**Goal**
Copy every line in which the string "уніи" occurs.

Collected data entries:
• • • •
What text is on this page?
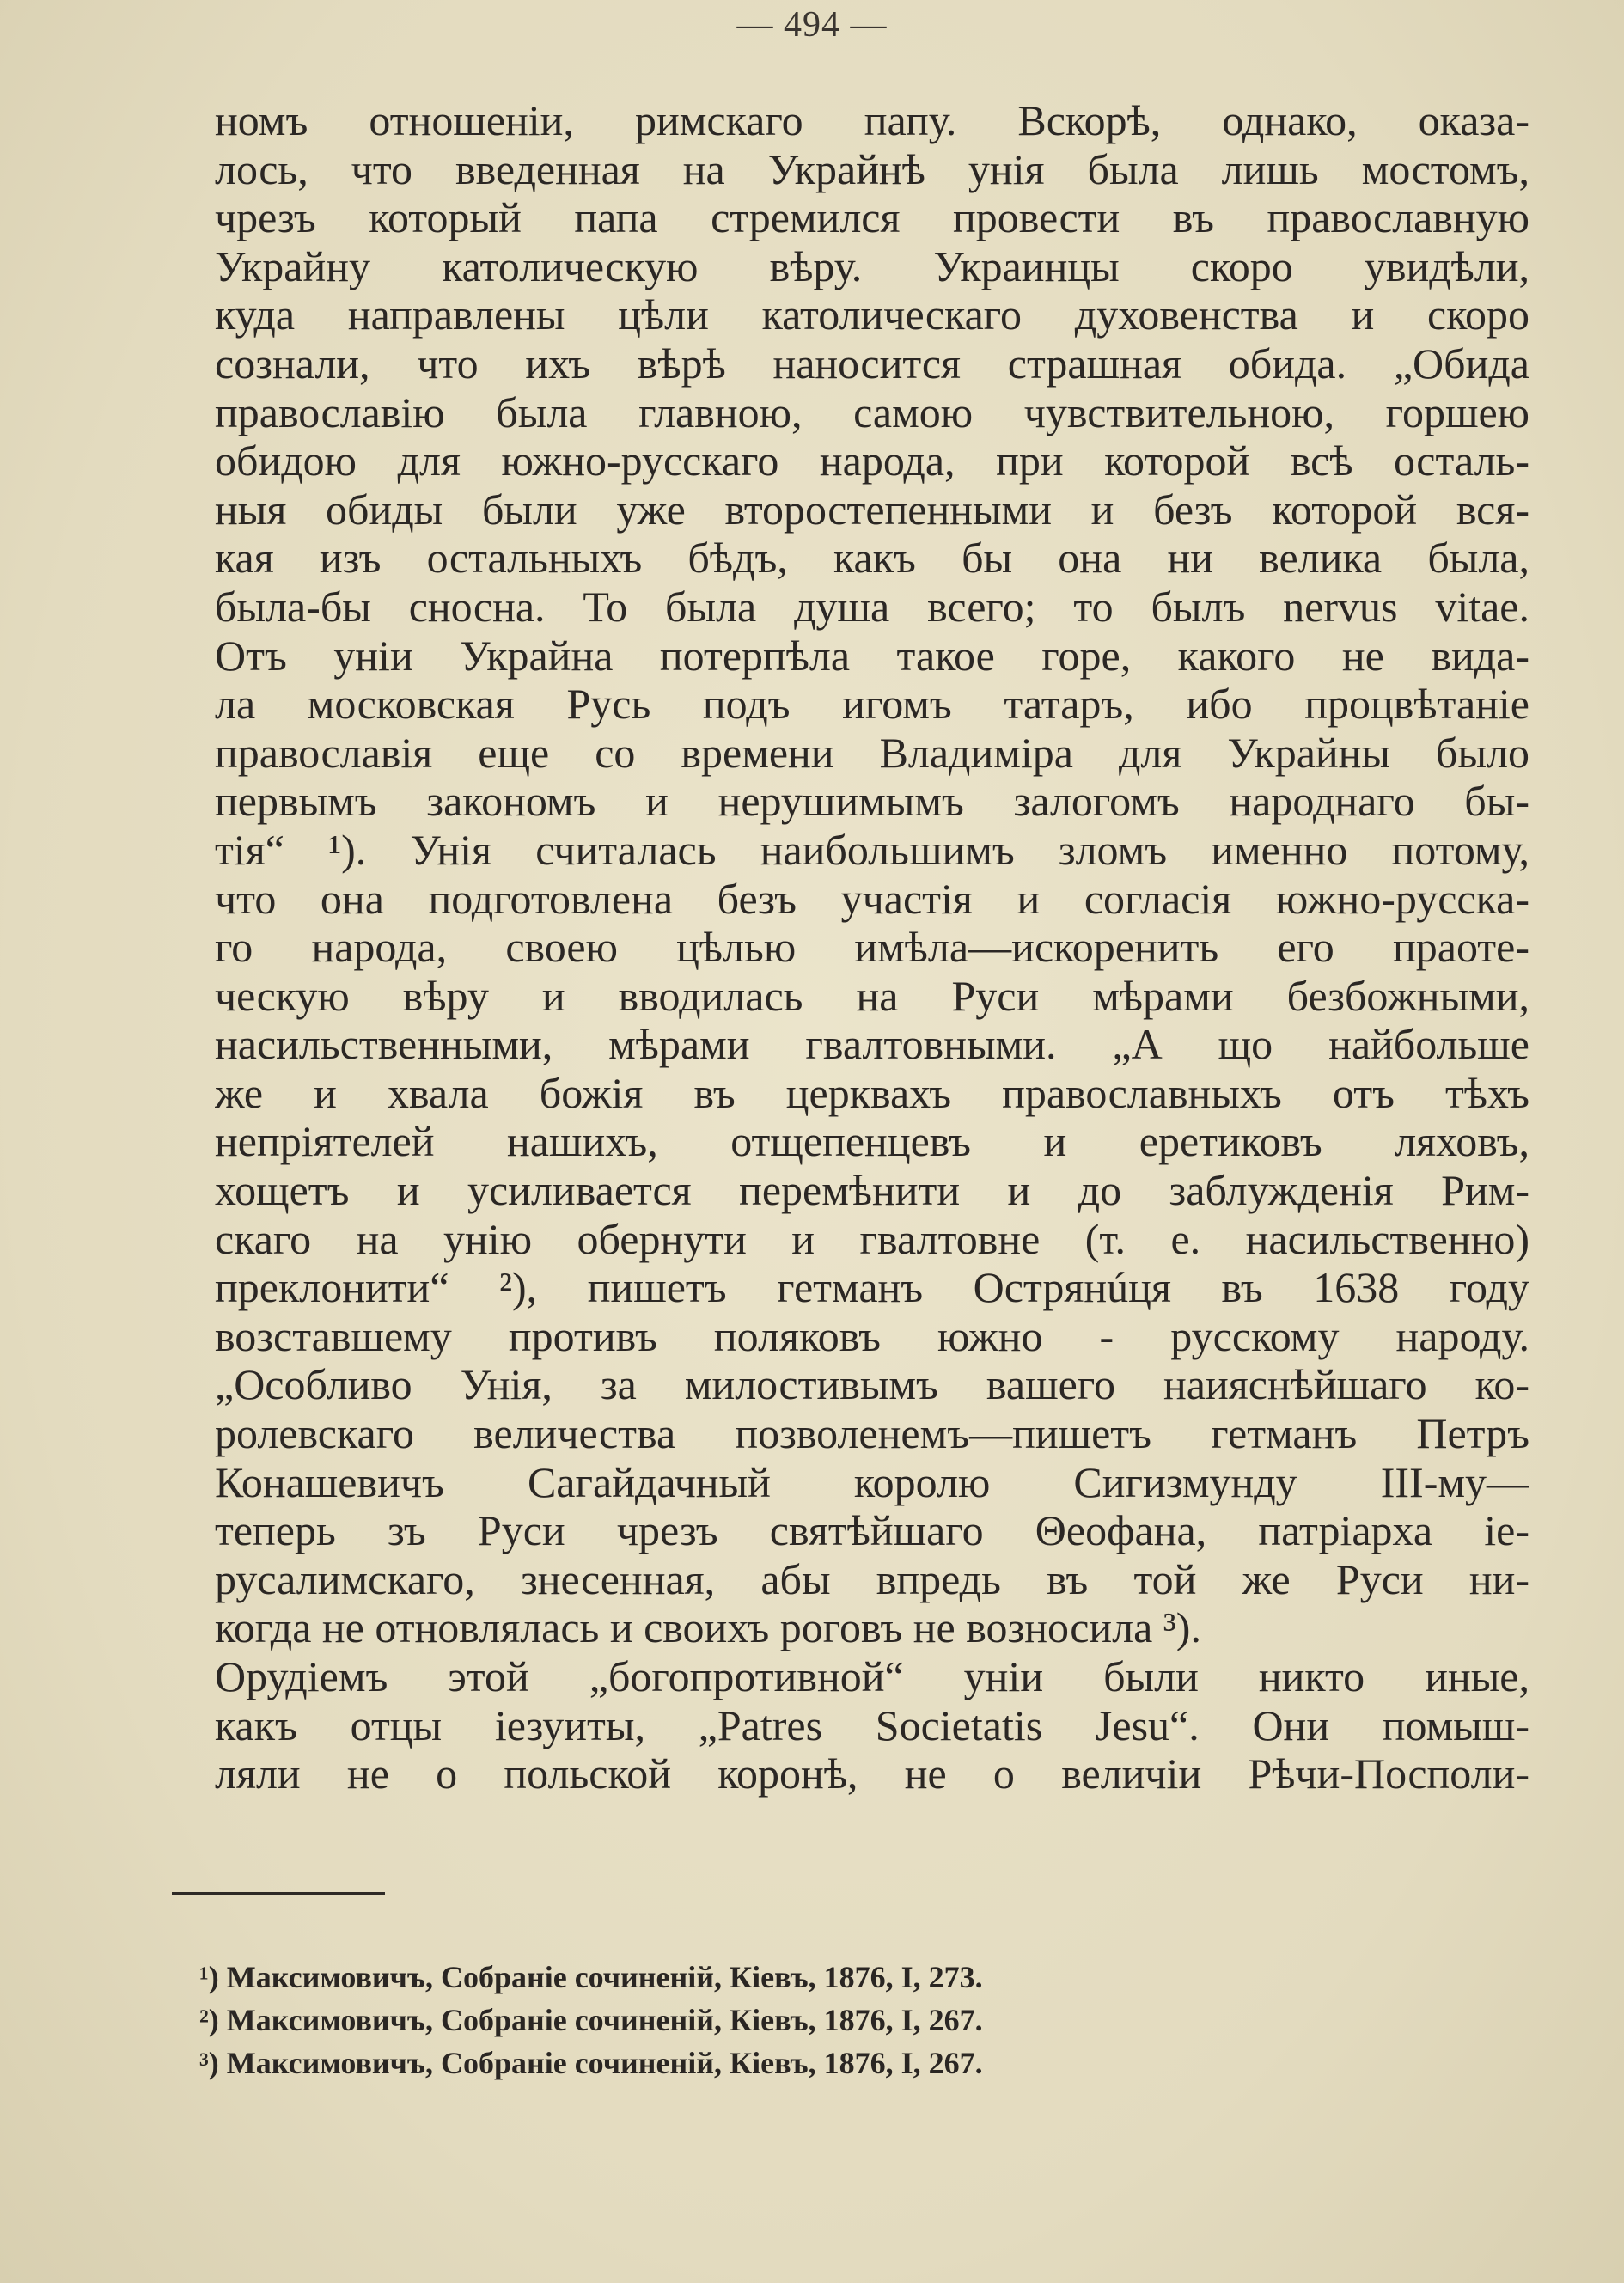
— 494 —
номъ отношеніи, римскаго папу. Вскорѣ, однако, оказа-
лось, что введенная на Украйнѣ унія была лишь мостомъ,
чрезъ который папа стремился провести въ православную
Украйну католическую вѣру. Украинцы скоро увидѣли,
куда направлены цѣли католическаго духовенства и скоро
сознали, что ихъ вѣрѣ наносится страшная обида. „Обида
православію была главною, самою чувствительною, горшею
обидою для южно-русскаго народа, при которой всѣ осталь-
ныя обиды были уже второстепенными и безъ которой вся-
кая изъ остальныхъ бѣдъ, какъ бы она ни велика была,
была-бы сносна. То была душа всего; то былъ nervus vitae.
Отъ уніи Украйна потерпѣла такое горе, какого не вида-
ла московская Русь подъ игомъ татаръ, ибо процвѣтаніе
православія еще со времени Владиміра для Украйны было
первымъ закономъ и нерушимымъ залогомъ народнаго бы-
тія“ ¹). Унія считалась наибольшимъ зломъ именно потому,
что она подготовлена безъ участія и согласія южно-русска-
го народа, своею цѣлью имѣла—искоренить его праоте-
ческую вѣру и вводилась на Руси мѣрами безбожными,
насильственными, мѣрами гвалтовными. „А що найбольше
же и хвала божія въ церквахъ православныхъ отъ тѣхъ
непріятелей нашихъ, отщепенцевъ и еретиковъ ляховъ,
хощетъ и усиливается перемѣнити и до заблужденія Рим-
скаго на унію обернути и гвалтовне (т. е. насильственно)
преклонити“ ²), пишетъ гетманъ Острянúця въ 1638 году
возставшему противъ поляковъ южно - русскому народу.
„Особливо Унія, за милостивымъ вашего наияснѣйшаго ко-
ролевскаго величества позволенемъ—пишетъ гетманъ Петръ
Конашевичъ Сагайдачный королю Сигизмунду III-му—
теперь зъ Руси чрезъ святѣйшаго Θеофана, патріарха іе-
русалимскаго, знесенная, абы впредь въ той же Руси ни-
когда не отновлялась и своихъ роговъ не возносила ³).
Орудіемъ этой „богопротивной“ уніи были никто иные,
какъ отцы іезуиты, „Patres Societatis Jesu“. Они помыш-
ляли не о польской коронѣ, не о величіи Рѣчи-Посполи-
¹) Максимовичъ, Собраніе сочиненій, Кіевъ, 1876, I, 273.
²) Максимовичъ, Собраніе сочиненій, Кіевъ, 1876, I, 267.
³) Максимовичъ, Собраніе сочиненій, Кіевъ, 1876, I, 267.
• • • •
**Solution for this task**
Отъ уніи Украйна потерпѣла такое горе, какого не вида-
Орудіемъ этой „богопротивной“ уніи были никто иные,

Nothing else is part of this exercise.